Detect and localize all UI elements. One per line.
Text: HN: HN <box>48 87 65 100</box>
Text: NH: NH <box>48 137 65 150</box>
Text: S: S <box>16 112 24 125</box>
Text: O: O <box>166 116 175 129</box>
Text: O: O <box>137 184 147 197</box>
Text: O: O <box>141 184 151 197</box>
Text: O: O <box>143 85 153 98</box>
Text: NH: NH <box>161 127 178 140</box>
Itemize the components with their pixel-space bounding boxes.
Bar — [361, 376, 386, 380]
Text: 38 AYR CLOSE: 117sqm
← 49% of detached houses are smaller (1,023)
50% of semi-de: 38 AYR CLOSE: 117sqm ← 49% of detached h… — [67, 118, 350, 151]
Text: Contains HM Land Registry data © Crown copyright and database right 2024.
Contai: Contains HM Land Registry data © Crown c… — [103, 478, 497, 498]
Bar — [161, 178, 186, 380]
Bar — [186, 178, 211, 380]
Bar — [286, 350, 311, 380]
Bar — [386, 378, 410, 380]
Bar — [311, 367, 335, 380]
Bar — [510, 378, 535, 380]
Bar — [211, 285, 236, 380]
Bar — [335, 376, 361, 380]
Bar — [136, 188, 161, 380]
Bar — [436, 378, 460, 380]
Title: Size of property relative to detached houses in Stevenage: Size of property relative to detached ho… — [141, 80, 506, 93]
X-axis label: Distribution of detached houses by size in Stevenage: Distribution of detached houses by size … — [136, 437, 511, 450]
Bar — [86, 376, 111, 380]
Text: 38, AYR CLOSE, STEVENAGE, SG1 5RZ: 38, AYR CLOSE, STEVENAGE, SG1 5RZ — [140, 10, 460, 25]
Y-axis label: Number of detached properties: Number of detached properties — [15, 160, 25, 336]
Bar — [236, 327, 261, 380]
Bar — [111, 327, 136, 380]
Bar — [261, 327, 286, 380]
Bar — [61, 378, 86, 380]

* Written task: Return the whole listing above line for line, unchanged.

* Response to the exercise:
Detect and localize all UI elements. One per line.
Text: HN: HN <box>48 87 65 100</box>
Text: NH: NH <box>48 137 65 150</box>
Text: S: S <box>16 112 24 125</box>
Text: O: O <box>166 116 175 129</box>
Text: O: O <box>137 184 147 197</box>
Text: O: O <box>141 184 151 197</box>
Text: O: O <box>143 85 153 98</box>
Text: NH: NH <box>161 127 178 140</box>
Itemize the components with their pixel-space bounding boxes.
Bar — [361, 376, 386, 380]
Text: 38 AYR CLOSE: 117sqm
← 49% of detached houses are smaller (1,023)
50% of semi-de: 38 AYR CLOSE: 117sqm ← 49% of detached h… — [67, 118, 350, 151]
Text: Contains HM Land Registry data © Crown copyright and database right 2024.
Contai: Contains HM Land Registry data © Crown c… — [103, 478, 497, 498]
Bar — [161, 178, 186, 380]
Bar — [186, 178, 211, 380]
Bar — [286, 350, 311, 380]
Bar — [386, 378, 410, 380]
Bar — [311, 367, 335, 380]
Bar — [510, 378, 535, 380]
Bar — [211, 285, 236, 380]
Bar — [335, 376, 361, 380]
Bar — [136, 188, 161, 380]
Bar — [436, 378, 460, 380]
Title: Size of property relative to detached houses in Stevenage: Size of property relative to detached ho… — [141, 80, 506, 93]
X-axis label: Distribution of detached houses by size in Stevenage: Distribution of detached houses by size … — [136, 437, 511, 450]
Bar — [86, 376, 111, 380]
Text: 38, AYR CLOSE, STEVENAGE, SG1 5RZ: 38, AYR CLOSE, STEVENAGE, SG1 5RZ — [140, 10, 460, 25]
Y-axis label: Number of detached properties: Number of detached properties — [15, 160, 25, 336]
Bar — [236, 327, 261, 380]
Bar — [111, 327, 136, 380]
Bar — [261, 327, 286, 380]
Bar — [61, 378, 86, 380]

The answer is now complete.